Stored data
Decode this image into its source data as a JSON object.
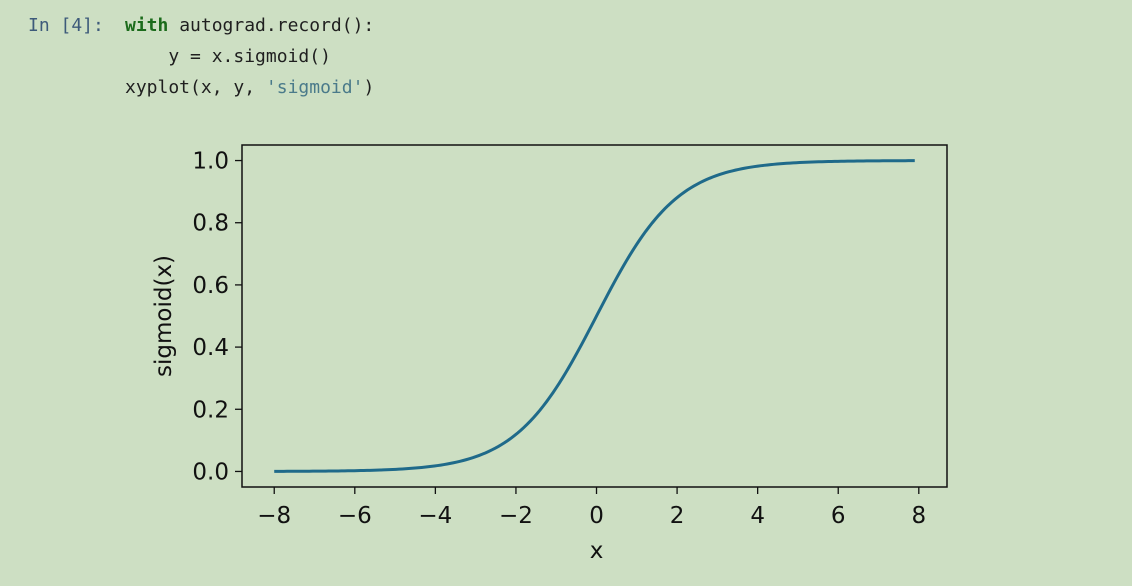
{
  "cell": {
    "prompt": "In [4]:",
    "code": [
      [
        {
          "t": "with",
          "c": "kw"
        },
        {
          "t": " autograd.record():",
          "c": ""
        }
      ],
      [
        {
          "t": "    y = x.sigmoid()",
          "c": ""
        }
      ],
      [
        {
          "t": "xyplot(x, y, ",
          "c": ""
        },
        {
          "t": "'sigmoid'",
          "c": "str"
        },
        {
          "t": ")",
          "c": ""
        }
      ]
    ]
  },
  "chart_data": {
    "type": "line",
    "xlabel": "x",
    "ylabel": "sigmoid(x)",
    "xlim": [
      -8.8,
      8.7
    ],
    "ylim": [
      -0.05,
      1.05
    ],
    "xticks": [
      -8,
      -6,
      -4,
      -2,
      0,
      2,
      4,
      6,
      8
    ],
    "xtick_labels": [
      "−8",
      "−6",
      "−4",
      "−2",
      "0",
      "2",
      "4",
      "6",
      "8"
    ],
    "yticks": [
      0.0,
      0.2,
      0.4,
      0.6,
      0.8,
      1.0
    ],
    "ytick_labels": [
      "0.0",
      "0.2",
      "0.4",
      "0.6",
      "0.8",
      "1.0"
    ],
    "grid": false,
    "series": [
      {
        "color": "#1f6a8a",
        "function": "sigmoid",
        "x_range": [
          -8.0,
          7.9
        ]
      }
    ]
  }
}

→ **Objective**
Among the records above, find each line holding the string "sigmoid" and pull it out.

→ **Task solution**
          "t": "    y = x.sigmoid()",
          "t": "'sigmoid'",
    "ylabel": "sigmoid(x)",
        "function": "sigmoid",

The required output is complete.